- _BRIEF_: Pictures are not part of the copy; repeat everything else in the records exactly.

- _GIVEN RECORDS_:
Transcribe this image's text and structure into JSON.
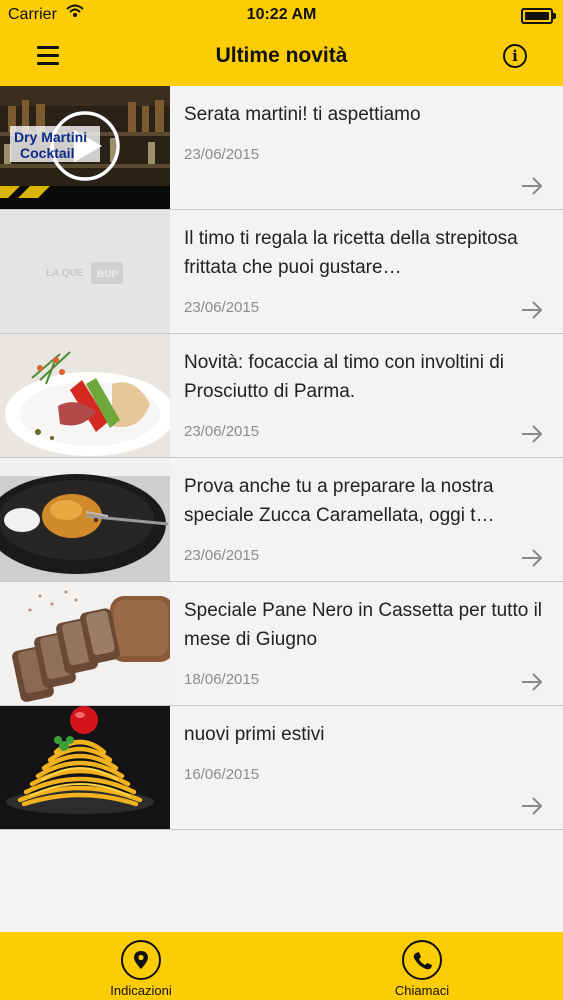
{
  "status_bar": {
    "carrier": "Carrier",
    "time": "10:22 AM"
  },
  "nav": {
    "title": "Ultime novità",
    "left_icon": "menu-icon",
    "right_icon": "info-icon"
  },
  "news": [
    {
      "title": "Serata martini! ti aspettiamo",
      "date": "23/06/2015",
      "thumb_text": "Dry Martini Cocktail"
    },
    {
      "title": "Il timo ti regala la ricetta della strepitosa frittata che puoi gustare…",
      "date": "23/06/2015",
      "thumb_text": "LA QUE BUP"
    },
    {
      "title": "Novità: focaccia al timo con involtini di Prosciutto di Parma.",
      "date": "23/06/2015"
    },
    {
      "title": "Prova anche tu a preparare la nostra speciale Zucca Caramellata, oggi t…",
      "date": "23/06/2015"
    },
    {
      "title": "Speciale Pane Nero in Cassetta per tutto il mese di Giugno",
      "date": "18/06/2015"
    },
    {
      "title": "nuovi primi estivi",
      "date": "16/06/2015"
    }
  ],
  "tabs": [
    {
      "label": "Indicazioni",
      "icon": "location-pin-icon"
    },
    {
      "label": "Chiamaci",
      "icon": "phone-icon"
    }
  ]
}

- _COMPLETED TASK_:
Transcribe this image's text and structure into JSON.
{
  "status_bar": {
    "carrier": "Carrier",
    "time": "10:22 AM"
  },
  "nav": {
    "title": "Ultime novità",
    "left_icon": "menu-icon",
    "right_icon": "info-icon"
  },
  "news": [
    {
      "title": "Serata martini! ti aspettiamo",
      "date": "23/06/2015",
      "thumb_text": "Dry Martini Cocktail"
    },
    {
      "title": "Il timo ti regala la ricetta della strepitosa frittata che puoi gustare…",
      "date": "23/06/2015",
      "thumb_text": "LA QUE BUP"
    },
    {
      "title": "Novità: focaccia al timo con involtini di Prosciutto di Parma.",
      "date": "23/06/2015"
    },
    {
      "title": "Prova anche tu a preparare la nostra speciale Zucca Caramellata, oggi t…",
      "date": "23/06/2015"
    },
    {
      "title": "Speciale Pane Nero in Cassetta per tutto il mese di Giugno",
      "date": "18/06/2015"
    },
    {
      "title": "nuovi primi estivi",
      "date": "16/06/2015"
    }
  ],
  "tabs": [
    {
      "label": "Indicazioni",
      "icon": "location-pin-icon"
    },
    {
      "label": "Chiamaci",
      "icon": "phone-icon"
    }
  ]
}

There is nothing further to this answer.